### Extracted entries
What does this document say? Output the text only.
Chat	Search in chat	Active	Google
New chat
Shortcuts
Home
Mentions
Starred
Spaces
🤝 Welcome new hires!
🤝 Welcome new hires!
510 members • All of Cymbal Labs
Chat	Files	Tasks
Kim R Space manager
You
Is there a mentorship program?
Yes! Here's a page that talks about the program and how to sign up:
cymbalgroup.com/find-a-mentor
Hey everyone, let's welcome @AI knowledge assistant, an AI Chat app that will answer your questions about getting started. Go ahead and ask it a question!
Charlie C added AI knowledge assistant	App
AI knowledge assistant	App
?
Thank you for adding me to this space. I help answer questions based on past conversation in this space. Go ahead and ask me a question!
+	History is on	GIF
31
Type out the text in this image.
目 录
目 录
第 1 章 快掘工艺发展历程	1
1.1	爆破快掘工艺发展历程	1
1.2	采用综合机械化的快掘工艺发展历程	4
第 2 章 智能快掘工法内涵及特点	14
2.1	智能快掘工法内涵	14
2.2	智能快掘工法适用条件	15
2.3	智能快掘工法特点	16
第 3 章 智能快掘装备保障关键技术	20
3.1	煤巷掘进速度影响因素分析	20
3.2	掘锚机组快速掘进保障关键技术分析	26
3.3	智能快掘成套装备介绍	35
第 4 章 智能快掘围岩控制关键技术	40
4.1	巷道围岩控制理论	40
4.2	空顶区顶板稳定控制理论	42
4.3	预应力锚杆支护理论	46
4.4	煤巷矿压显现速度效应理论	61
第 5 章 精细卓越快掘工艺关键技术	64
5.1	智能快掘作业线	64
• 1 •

### What is being asked
Copy out the data shown above without altering anything.

### Problem solution
What does this document say? Output the text only.
Chat	Search in chat	Active	Google
New chat
Shortcuts
Home
Mentions
Starred
Spaces
🤝 Welcome new hires!
🤝 Welcome new hires!
510 members • All of Cymbal Labs
Chat	Files	Tasks
Kim R Space manager
You
Is there a mentorship program?
Yes! Here's a page that talks about the program and how to sign up:
cymbalgroup.com/find-a-mentor
Hey everyone, let's welcome @AI knowledge assistant, an AI Chat app that will answer your questions about getting started. Go ahead and ask it a question!
Charlie C added AI knowledge assistant	App
AI knowledge assistant	App
?
Thank you for adding me to this space. I help answer questions based on past conversation in this space. Go ahead and ask me a question!
+	History is on	GIF
31
Type out the text in this image.
目 录
目 录
第 1 章 快掘工艺发展历程	1
1.1	爆破快掘工艺发展历程	1
1.2	采用综合机械化的快掘工艺发展历程	4
第 2 章 智能快掘工法内涵及特点	14
2.1	智能快掘工法内涵	14
2.2	智能快掘工法适用条件	15
2.3	智能快掘工法特点	16
第 3 章 智能快掘装备保障关键技术	20
3.1	煤巷掘进速度影响因素分析	20
3.2	掘锚机组快速掘进保障关键技术分析	26
3.3	智能快掘成套装备介绍	35
第 4 章 智能快掘围岩控制关键技术	40
4.1	巷道围岩控制理论	40
4.2	空顶区顶板稳定控制理论	42
4.3	预应力锚杆支护理论	46
4.4	煤巷矿压显现速度效应理论	61
第 5 章 精细卓越快掘工艺关键技术	64
5.1	智能快掘作业线	64
• 1 •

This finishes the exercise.